● PROBLEM TO WORK ON: Every entry here needs to be repeated exactly.

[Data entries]
>> start
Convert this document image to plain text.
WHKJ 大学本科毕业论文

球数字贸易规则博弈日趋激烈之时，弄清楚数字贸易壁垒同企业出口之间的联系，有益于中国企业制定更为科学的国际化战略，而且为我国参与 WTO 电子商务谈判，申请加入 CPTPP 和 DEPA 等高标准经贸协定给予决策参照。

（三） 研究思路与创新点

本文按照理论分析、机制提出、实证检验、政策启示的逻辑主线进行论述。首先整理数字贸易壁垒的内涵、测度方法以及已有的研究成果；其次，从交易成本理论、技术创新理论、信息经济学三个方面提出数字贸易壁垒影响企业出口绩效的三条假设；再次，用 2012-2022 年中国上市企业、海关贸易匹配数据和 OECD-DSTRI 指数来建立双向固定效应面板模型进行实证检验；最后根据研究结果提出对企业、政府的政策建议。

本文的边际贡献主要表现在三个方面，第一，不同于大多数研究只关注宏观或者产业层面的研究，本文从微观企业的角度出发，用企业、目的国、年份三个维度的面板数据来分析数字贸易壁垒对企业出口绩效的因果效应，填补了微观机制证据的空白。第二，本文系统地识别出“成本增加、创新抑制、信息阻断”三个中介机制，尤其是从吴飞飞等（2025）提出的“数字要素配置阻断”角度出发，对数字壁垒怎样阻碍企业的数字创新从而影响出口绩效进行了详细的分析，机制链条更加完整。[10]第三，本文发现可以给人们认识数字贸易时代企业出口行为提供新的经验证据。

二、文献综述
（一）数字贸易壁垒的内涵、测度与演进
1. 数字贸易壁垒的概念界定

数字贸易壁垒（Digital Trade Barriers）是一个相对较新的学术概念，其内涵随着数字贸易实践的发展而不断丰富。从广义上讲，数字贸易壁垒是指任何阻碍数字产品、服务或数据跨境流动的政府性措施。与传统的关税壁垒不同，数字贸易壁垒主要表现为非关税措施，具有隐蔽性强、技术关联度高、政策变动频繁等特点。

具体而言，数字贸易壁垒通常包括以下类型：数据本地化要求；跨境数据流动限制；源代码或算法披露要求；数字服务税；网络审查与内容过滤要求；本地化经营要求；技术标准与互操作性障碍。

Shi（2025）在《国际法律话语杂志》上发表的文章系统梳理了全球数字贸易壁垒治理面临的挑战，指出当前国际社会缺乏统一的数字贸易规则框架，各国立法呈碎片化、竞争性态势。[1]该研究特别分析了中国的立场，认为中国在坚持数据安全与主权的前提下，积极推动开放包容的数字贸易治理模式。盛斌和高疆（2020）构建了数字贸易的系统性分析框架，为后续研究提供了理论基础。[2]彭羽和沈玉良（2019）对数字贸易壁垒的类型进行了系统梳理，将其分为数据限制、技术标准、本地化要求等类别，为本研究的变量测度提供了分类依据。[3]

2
>> end
● RIGHT ANSWER:
Convert this document image to plain text.
WHKJ 大学本科毕业论文

球数字贸易规则博弈日趋激烈之时，弄清楚数字贸易壁垒同企业出口之间的联系，有益于中国企业制定更为科学的国际化战略，而且为我国参与 WTO 电子商务谈判，申请加入 CPTPP 和 DEPA 等高标准经贸协定给予决策参照。

（三） 研究思路与创新点

本文按照理论分析、机制提出、实证检验、政策启示的逻辑主线进行论述。首先整理数字贸易壁垒的内涵、测度方法以及已有的研究成果；其次，从交易成本理论、技术创新理论、信息经济学三个方面提出数字贸易壁垒影响企业出口绩效的三条假设；再次，用 2012-2022 年中国上市企业、海关贸易匹配数据和 OECD-DSTRI 指数来建立双向固定效应面板模型进行实证检验；最后根据研究结果提出对企业、政府的政策建议。

本文的边际贡献主要表现在三个方面，第一，不同于大多数研究只关注宏观或者产业层面的研究，本文从微观企业的角度出发，用企业、目的国、年份三个维度的面板数据来分析数字贸易壁垒对企业出口绩效的因果效应，填补了微观机制证据的空白。第二，本文系统地识别出“成本增加、创新抑制、信息阻断”三个中介机制，尤其是从吴飞飞等（2025）提出的“数字要素配置阻断”角度出发，对数字壁垒怎样阻碍企业的数字创新从而影响出口绩效进行了详细的分析，机制链条更加完整。[10]第三，本文发现可以给人们认识数字贸易时代企业出口行为提供新的经验证据。

二、文献综述
（一）数字贸易壁垒的内涵、测度与演进
1. 数字贸易壁垒的概念界定

数字贸易壁垒（Digital Trade Barriers）是一个相对较新的学术概念，其内涵随着数字贸易实践的发展而不断丰富。从广义上讲，数字贸易壁垒是指任何阻碍数字产品、服务或数据跨境流动的政府性措施。与传统的关税壁垒不同，数字贸易壁垒主要表现为非关税措施，具有隐蔽性强、技术关联度高、政策变动频繁等特点。

具体而言，数字贸易壁垒通常包括以下类型：数据本地化要求；跨境数据流动限制；源代码或算法披露要求；数字服务税；网络审查与内容过滤要求；本地化经营要求；技术标准与互操作性障碍。

Shi（2025）在《国际法律话语杂志》上发表的文章系统梳理了全球数字贸易壁垒治理面临的挑战，指出当前国际社会缺乏统一的数字贸易规则框架，各国立法呈碎片化、竞争性态势。[1]该研究特别分析了中国的立场，认为中国在坚持数据安全与主权的前提下，积极推动开放包容的数字贸易治理模式。盛斌和高疆（2020）构建了数字贸易的系统性分析框架，为后续研究提供了理论基础。[2]彭羽和沈玉良（2019）对数字贸易壁垒的类型进行了系统梳理，将其分为数据限制、技术标准、本地化要求等类别，为本研究的变量测度提供了分类依据。[3]

2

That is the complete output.